The request:
Your answer should be a single number: the count of lines holding the word "data".

Stored rows:
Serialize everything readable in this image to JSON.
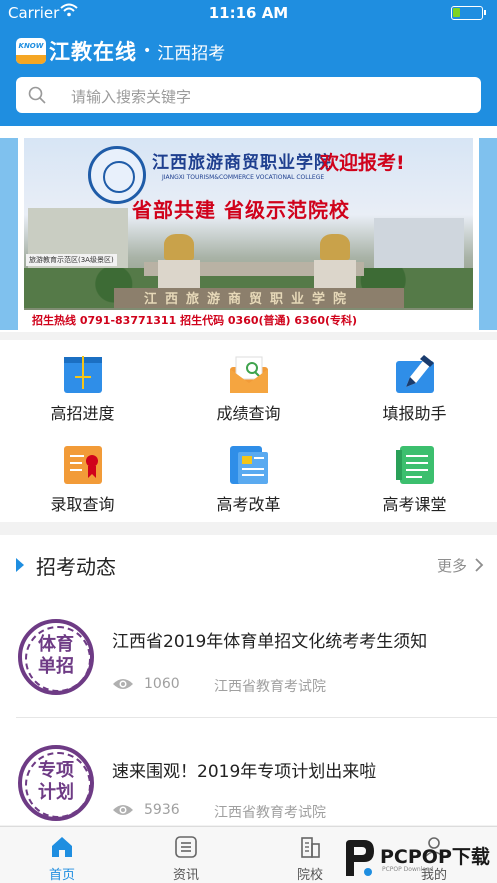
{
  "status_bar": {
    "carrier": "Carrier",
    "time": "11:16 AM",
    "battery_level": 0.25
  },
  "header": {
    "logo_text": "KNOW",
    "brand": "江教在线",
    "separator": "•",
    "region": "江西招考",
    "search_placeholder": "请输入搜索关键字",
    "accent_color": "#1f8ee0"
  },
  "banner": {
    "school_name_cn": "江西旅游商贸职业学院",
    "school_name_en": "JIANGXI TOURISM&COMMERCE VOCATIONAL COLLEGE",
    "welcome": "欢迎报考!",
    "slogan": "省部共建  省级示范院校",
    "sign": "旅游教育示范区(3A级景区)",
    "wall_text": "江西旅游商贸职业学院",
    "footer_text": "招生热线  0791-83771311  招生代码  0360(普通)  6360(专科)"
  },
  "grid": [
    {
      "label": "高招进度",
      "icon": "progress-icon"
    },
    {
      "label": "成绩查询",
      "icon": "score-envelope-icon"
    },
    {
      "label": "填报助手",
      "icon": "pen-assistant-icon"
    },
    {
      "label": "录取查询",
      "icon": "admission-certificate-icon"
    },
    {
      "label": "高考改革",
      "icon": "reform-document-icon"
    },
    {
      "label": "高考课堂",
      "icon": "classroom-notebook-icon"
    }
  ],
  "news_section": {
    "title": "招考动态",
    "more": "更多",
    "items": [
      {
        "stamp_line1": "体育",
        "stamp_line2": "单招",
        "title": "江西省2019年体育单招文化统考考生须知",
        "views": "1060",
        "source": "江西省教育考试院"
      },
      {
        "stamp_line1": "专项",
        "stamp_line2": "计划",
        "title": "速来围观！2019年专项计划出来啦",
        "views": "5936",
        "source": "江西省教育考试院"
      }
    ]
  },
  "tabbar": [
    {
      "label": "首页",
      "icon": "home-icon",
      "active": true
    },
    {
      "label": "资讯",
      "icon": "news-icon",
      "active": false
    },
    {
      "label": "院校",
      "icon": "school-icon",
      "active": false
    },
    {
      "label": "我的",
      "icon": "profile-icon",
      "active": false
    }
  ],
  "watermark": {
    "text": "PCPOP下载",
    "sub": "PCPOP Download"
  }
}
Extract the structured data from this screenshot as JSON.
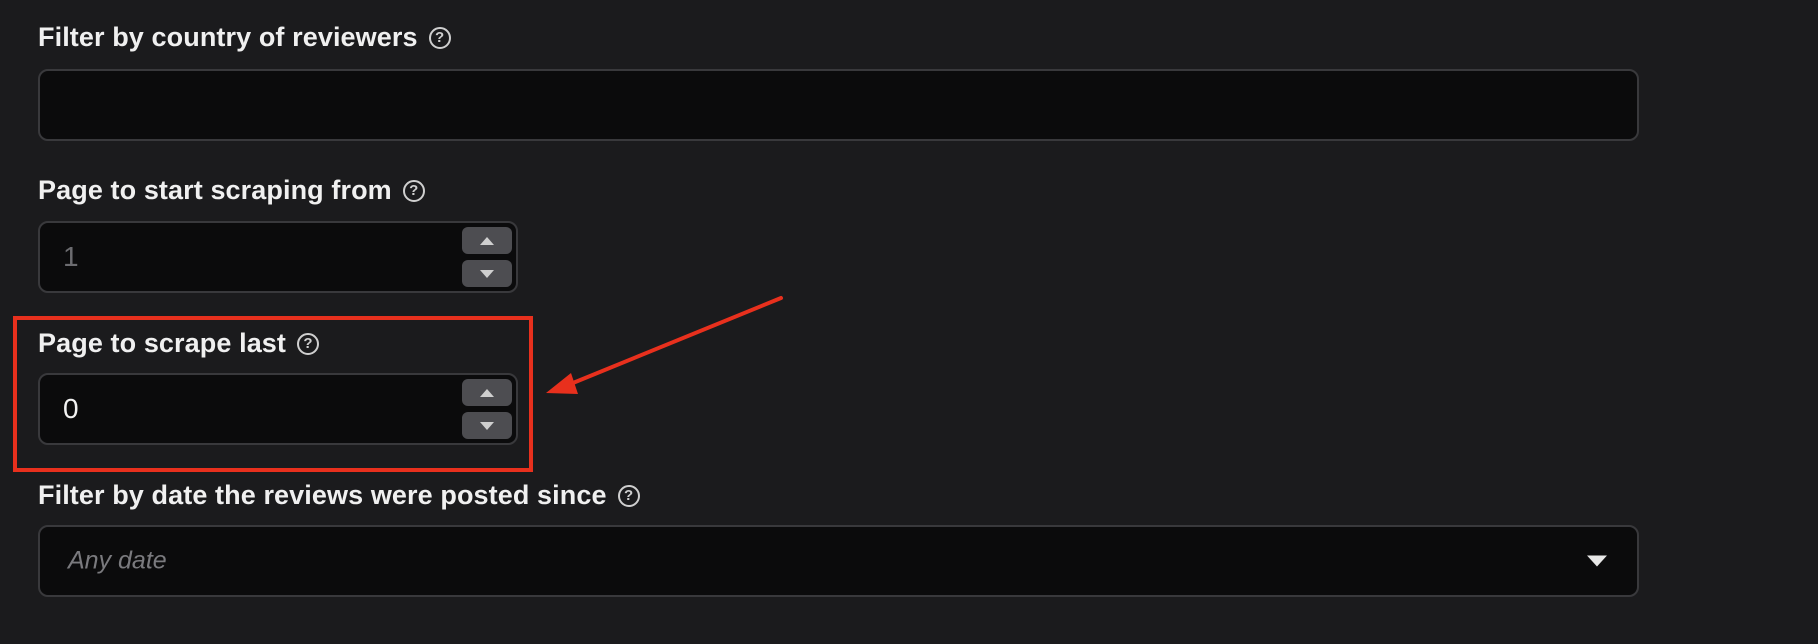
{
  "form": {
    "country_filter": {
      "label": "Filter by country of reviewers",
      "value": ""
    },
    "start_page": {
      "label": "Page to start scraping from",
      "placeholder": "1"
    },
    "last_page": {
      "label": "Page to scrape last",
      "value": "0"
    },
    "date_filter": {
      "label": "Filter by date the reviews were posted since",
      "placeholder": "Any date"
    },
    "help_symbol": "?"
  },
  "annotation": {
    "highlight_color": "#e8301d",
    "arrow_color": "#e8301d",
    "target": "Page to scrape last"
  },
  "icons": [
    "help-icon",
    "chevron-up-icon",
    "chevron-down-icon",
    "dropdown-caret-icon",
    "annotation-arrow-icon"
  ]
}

==

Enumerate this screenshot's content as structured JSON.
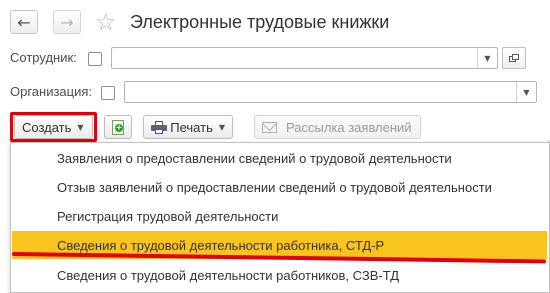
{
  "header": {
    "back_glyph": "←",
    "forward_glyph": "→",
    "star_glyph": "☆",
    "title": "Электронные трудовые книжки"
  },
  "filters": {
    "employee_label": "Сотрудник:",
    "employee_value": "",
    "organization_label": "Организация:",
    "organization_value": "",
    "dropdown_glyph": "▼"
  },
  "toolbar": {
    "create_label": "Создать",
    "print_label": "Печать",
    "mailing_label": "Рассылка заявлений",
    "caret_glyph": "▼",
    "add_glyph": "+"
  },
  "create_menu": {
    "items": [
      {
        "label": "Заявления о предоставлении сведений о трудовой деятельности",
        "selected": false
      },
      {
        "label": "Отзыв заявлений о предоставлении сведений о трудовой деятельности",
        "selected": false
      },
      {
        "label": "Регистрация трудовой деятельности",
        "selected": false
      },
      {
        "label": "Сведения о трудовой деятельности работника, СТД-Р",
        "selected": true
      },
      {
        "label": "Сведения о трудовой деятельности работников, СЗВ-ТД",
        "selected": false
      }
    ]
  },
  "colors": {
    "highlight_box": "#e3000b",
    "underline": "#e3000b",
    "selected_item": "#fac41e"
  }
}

--

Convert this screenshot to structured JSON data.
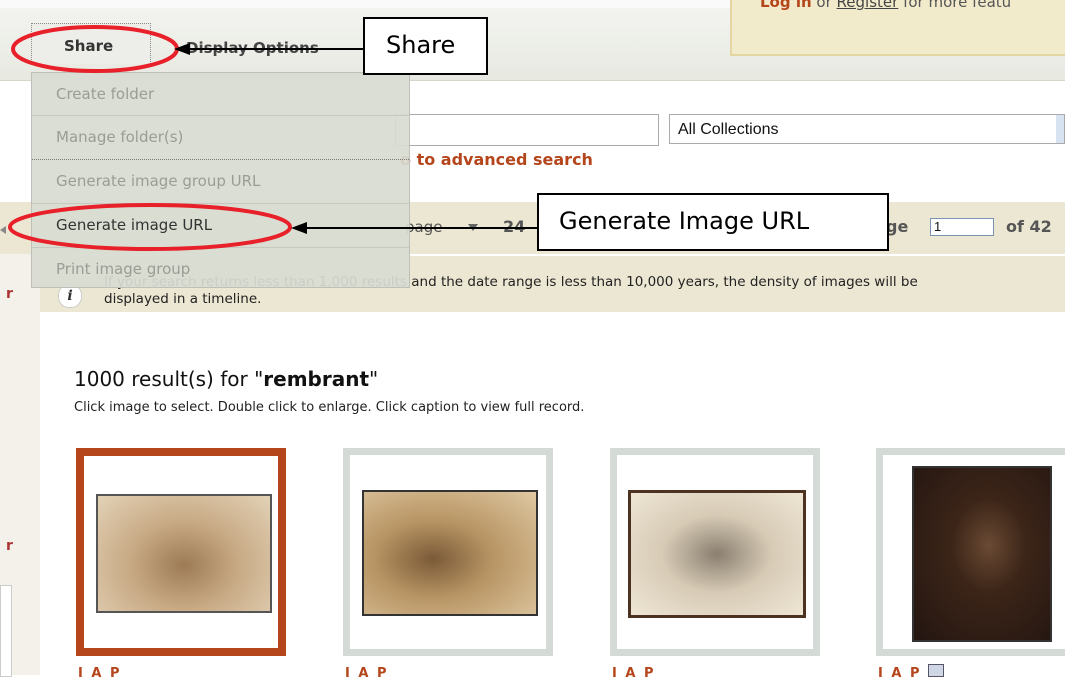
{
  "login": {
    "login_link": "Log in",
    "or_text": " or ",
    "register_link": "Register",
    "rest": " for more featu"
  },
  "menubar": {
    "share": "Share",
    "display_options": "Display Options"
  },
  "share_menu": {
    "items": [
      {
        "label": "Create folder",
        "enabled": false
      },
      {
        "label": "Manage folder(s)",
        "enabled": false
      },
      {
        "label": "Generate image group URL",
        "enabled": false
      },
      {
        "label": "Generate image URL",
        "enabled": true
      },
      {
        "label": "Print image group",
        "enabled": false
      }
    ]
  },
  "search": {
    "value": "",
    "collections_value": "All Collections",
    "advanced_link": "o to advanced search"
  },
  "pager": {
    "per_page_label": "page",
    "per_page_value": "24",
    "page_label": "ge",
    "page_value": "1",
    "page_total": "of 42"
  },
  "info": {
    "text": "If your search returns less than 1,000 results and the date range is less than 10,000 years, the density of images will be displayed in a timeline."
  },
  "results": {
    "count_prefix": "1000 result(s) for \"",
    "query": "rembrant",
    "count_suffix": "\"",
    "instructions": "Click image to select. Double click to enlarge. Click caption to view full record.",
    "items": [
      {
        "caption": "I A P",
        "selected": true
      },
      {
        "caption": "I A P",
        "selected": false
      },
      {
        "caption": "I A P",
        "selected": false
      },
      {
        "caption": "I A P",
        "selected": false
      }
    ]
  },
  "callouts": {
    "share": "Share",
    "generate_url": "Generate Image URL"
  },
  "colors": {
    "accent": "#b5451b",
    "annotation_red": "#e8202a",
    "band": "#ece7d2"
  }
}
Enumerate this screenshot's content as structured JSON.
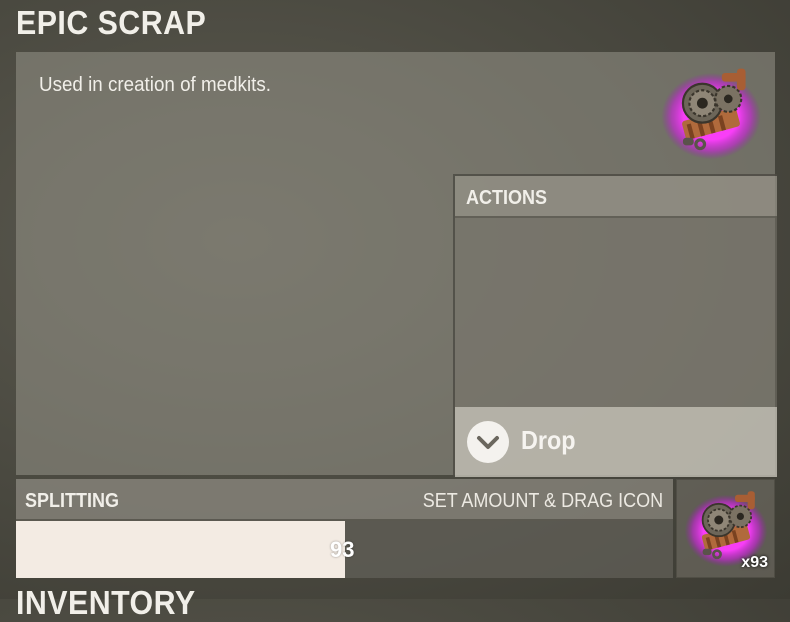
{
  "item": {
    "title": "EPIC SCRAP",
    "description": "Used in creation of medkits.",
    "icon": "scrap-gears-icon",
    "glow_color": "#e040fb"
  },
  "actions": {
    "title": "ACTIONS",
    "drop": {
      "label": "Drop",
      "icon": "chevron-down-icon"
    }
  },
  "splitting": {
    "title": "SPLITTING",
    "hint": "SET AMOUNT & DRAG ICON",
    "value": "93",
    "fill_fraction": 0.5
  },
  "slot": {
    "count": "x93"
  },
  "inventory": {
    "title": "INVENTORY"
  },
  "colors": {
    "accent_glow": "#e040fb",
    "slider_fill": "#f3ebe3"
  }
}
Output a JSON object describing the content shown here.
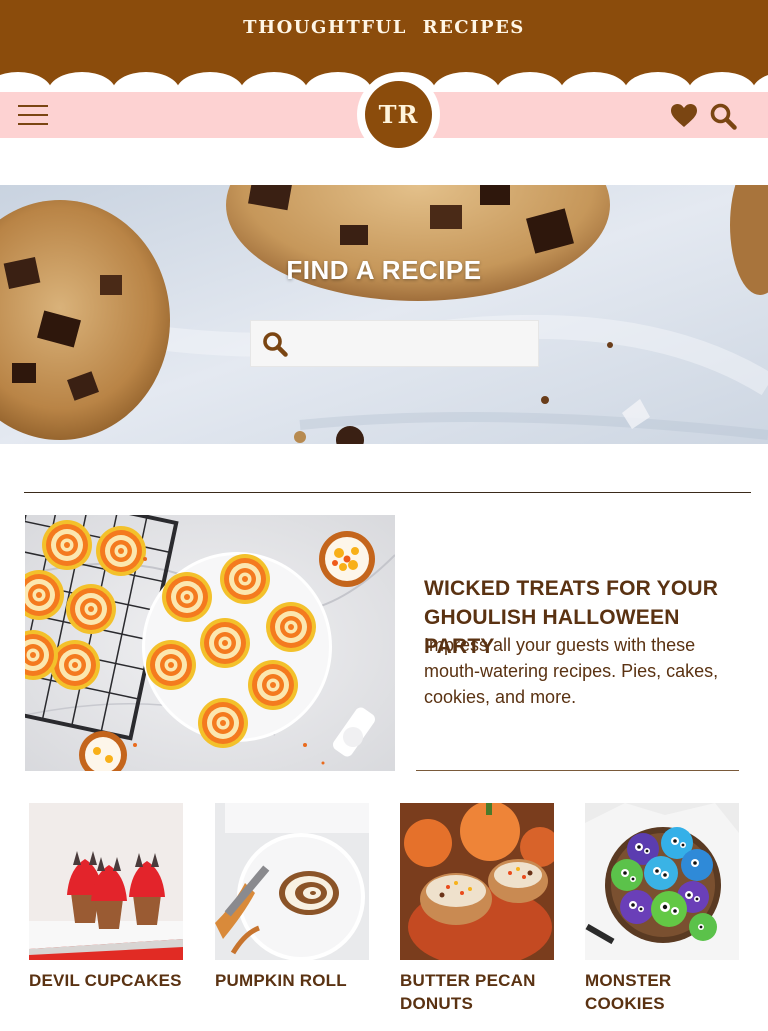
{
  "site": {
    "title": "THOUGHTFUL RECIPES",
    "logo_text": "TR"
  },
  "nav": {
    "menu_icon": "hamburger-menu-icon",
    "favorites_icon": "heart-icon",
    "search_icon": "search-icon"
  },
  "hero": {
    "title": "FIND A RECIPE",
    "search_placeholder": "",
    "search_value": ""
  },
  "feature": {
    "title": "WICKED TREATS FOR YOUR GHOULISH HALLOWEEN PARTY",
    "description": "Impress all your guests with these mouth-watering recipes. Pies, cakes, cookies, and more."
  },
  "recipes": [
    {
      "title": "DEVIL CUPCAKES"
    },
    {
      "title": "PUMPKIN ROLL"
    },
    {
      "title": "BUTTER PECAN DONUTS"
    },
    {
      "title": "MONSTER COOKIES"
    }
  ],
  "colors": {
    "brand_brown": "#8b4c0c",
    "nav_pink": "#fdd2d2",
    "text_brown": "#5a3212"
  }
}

Response to this task:
2